━━━━━ Task data
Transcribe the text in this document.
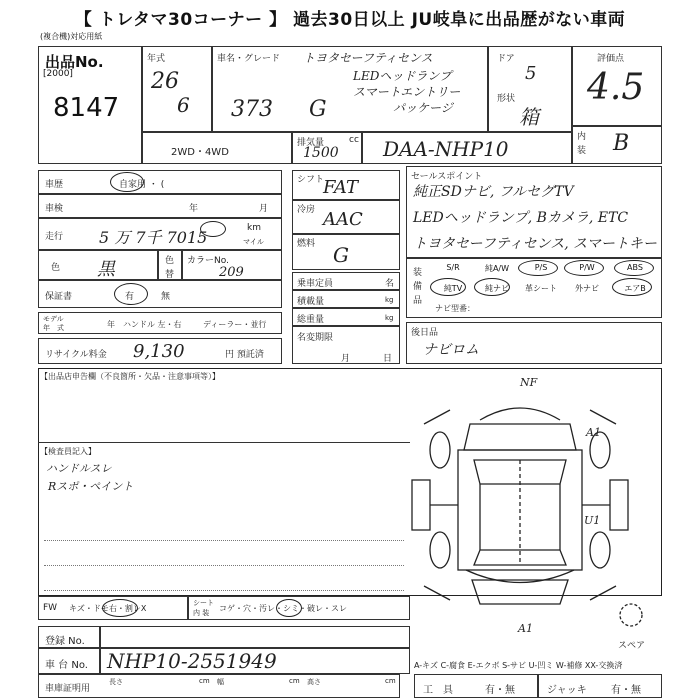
【 トレタマ30コーナー 】 過去30日以上 JU岐阜に出品歴がない車両
(複合機)対応用紙
出品No.
[2000]
8147
年式
26
6
車名・グレード トヨタセーフティセンス
LEDヘッドランプ
スマートエントリー
パッケージ
373 G
ドア
5
形状
箱
評価点
4.5
内
装 B
2WD・4WD
排気量
1500
cc DAA-NHP10
車歴	自家用 ・ (
車検	年	月
走行 5 万 7千 7015	km
マイル
色 黒	色
替
カラーNo.
209
保証書	有	無
モデル
年　式	年 ハンドル 左・右	ディーラー・並行
リサイクル料金 9,130	円 預託済
シフト
FAT
冷房 AAC
燃料 G
乗車定員	名
積載量	kg
総重量	kg
名変期限
月	日
セールスポイント
純正SDナビ, フルセグTV
LEDヘッドランプ, Bカメラ, ETC
トヨタセーフティセンス, スマートキー
装
備
品
S/R	純A/W	P/S	P/W	ABS
純TV	純ナビ	革シート	外ナビ	エアB
ナビ型番：
後日品
ナビロム
【出品店申告欄（不良箇所・欠品・注意事項等）】
【検査員記入】
ハンドルスレ
Rスポ・ペイント
NF
A1
U1
A1
スペア
FW キズ・ドモ右・割レX
シート
内 装 コゲ・穴・汚レ・シミ・破レ・スレ
登録 No.
車 台 No. NHP10-2551949
車庫証明用
長さ	cm 幅	cm 高さ	cm
A-キズ C-腐食 E-エクボ S-サビ U-凹ミ W-補修 XX-交換済
工　具	有・無	ジャッキ 有・無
━━━━━━━━━━
**Short problem**:
State how many lines hold the word "トヨタセーフティセンス". The number is the whole answer.

**Answer below**:
2